_Do this_:
How many lines of the entries below include the word "text"? Answer with the number alone.

_Entries supplied_:
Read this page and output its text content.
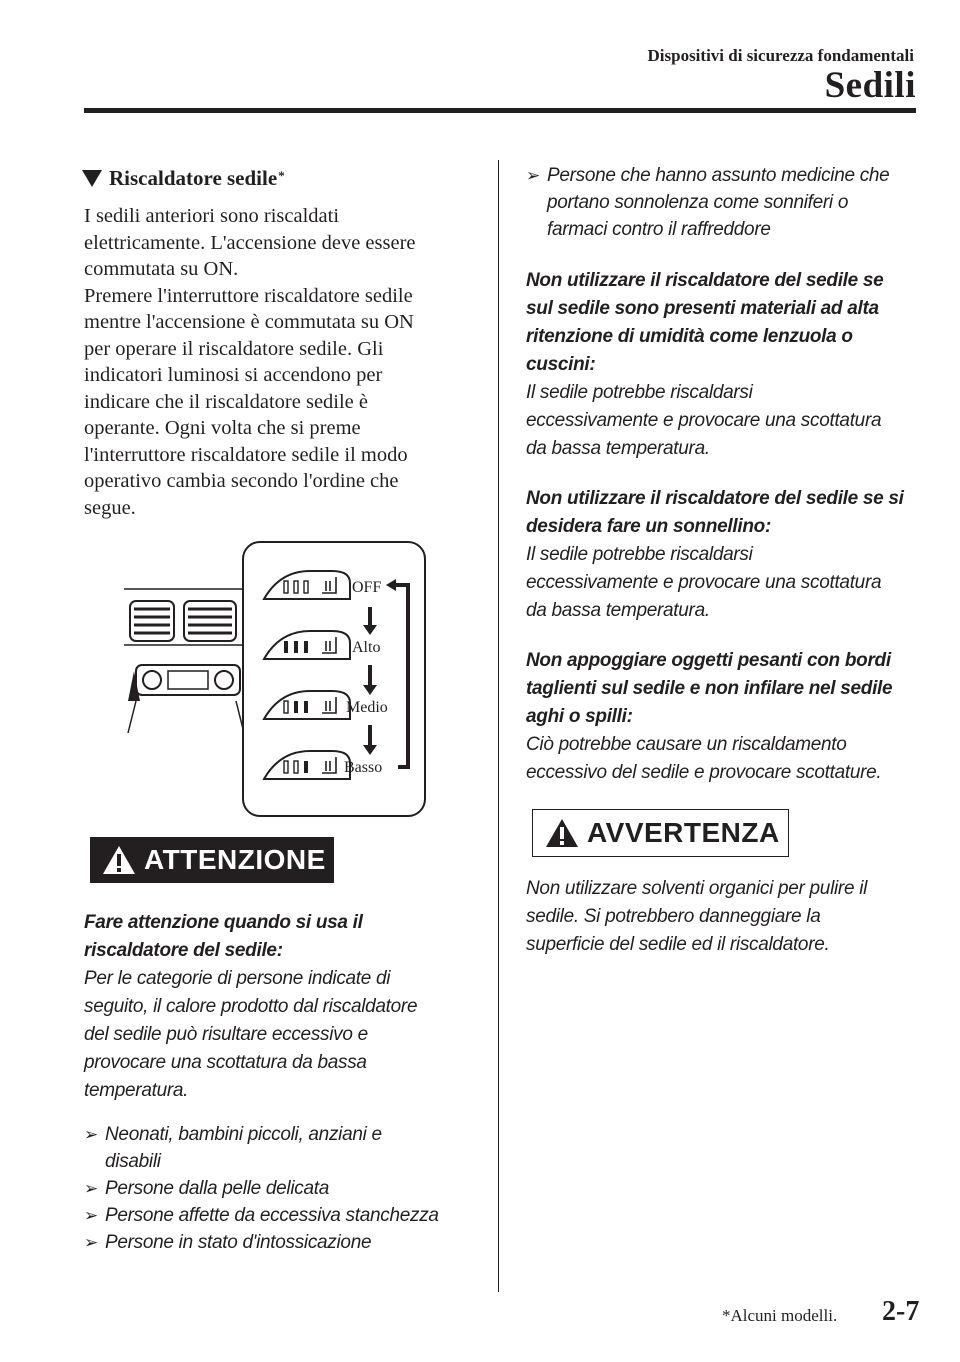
Dispositivi di sicurezza fondamentali
Sedili
Riscaldatore sedile*

I sedili anteriori sono riscaldati
elettricamente. L'accensione deve essere
commutata su ON.

Premere l'interruttore riscaldatore sedile
mentre l'accensione è commutata su ON
per operare il riscaldatore sedile. Gli
indicatori luminosi si accendono per
indicare che il riscaldatore sedile è
operante. Ogni volta che si preme
l'interruttore riscaldatore sedile il modo
operativo cambia secondo l'ordine che
segue.

OFF
Alto
Medio
Basso
ATTENZIONE

Fare attenzione quando si usa il
riscaldatore del sedile:

Per le categorie di persone indicate di
seguito, il calore prodotto dal riscaldatore
del sedile può risultare eccessivo e
provocare una scottatura da bassa
temperatura.

➢ Neonati, bambini piccoli, anziani e
disabili
➢ Persone dalla pelle delicata
➢ Persone affette da eccessiva stanchezza
➢ Persone in stato d'intossicazione
➢ Persone che hanno assunto medicine che
portano sonnolenza come sonniferi o
farmaci contro il raffreddore

Non utilizzare il riscaldatore del sedile se
sul sedile sono presenti materiali ad alta
ritenzione di umidità come lenzuola o
cuscini:

Il sedile potrebbe riscaldarsi
eccessivamente e provocare una scottatura
da bassa temperatura.

Non utilizzare il riscaldatore del sedile se si
desidera fare un sonnellino:

Il sedile potrebbe riscaldarsi
eccessivamente e provocare una scottatura
da bassa temperatura.

Non appoggiare oggetti pesanti con bordi
taglienti sul sedile e non infilare nel sedile
aghi o spilli:

Ciò potrebbe causare un riscaldamento
eccessivo del sedile e provocare scottature.

AVVERTENZA

Non utilizzare solventi organici per pulire il
sedile. Si potrebbero danneggiare la
superficie del sedile ed il riscaldatore.

*Alcuni modelli. 2-7
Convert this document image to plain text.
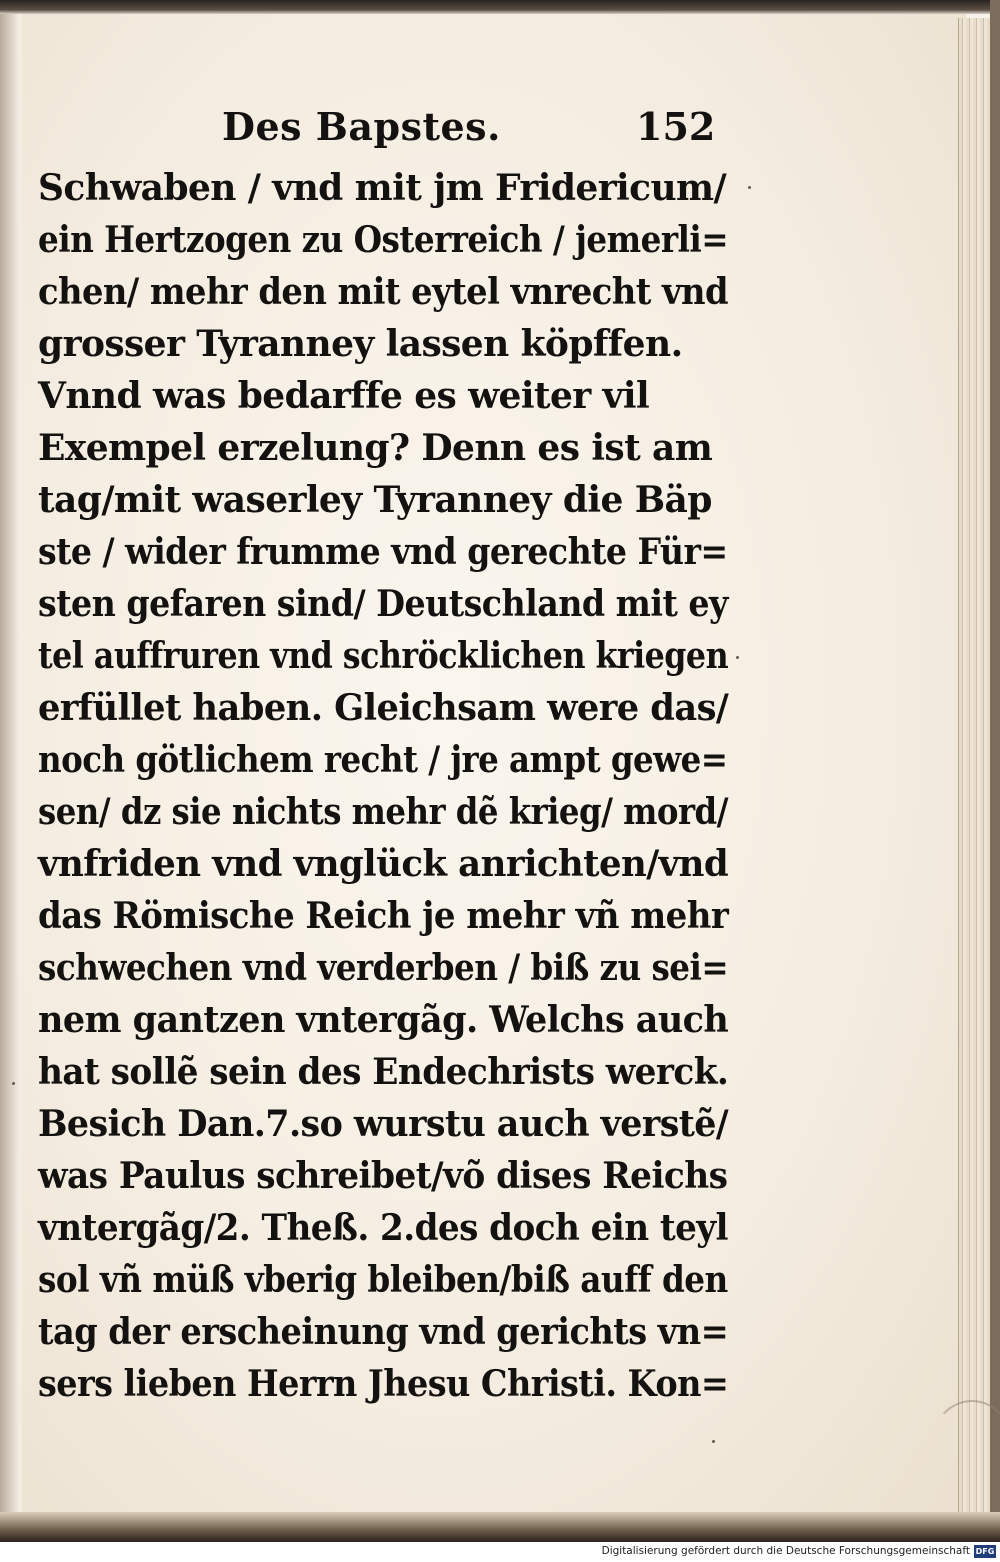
Des Bapstes.	152
Schwaben / vnd mit jm Fridericum/
ein Hertzogen zu Osterreich / jemerli=
chen/ mehr den mit eytel vnrecht vnd
grosser Tyranney lassen köpffen.
Vnnd was bedarffe es weiter vil
Exempel erzelung? Denn es ist am
tag/mit waserley Tyranney die Bäp
ste / wider frumme vnd gerechte Für=
sten gefaren sind/ Deutschland mit ey
tel auffruren vnd schröcklichen kriegen
erfüllet haben. Gleichsam were das/
noch götlichem recht / jre ampt gewe=
sen/ dz sie nichts mehr dẽ krieg/ mord/
vnfriden vnd vnglück anrichten/vnd
das Römische Reich je mehr vñ mehr
schwechen vnd verderben / biß zu sei=
nem gantzen vntergãg. Welchs auch
hat sollẽ sein des Endechrists werck.
Besich Dan.7.so wurstu auch verstẽ/
was Paulus schreibet/võ dises Reichs
vntergãg/2. Theß. 2.des doch ein teyl
sol vñ müß vberig bleiben/biß auff den
tag der erscheinung vnd gerichts vn=
sers lieben Herrn Jhesu Christi. Kon=
Digitalisierung gefördert durch die Deutsche Forschungsgemeinschaft DFG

_Task answer_:
2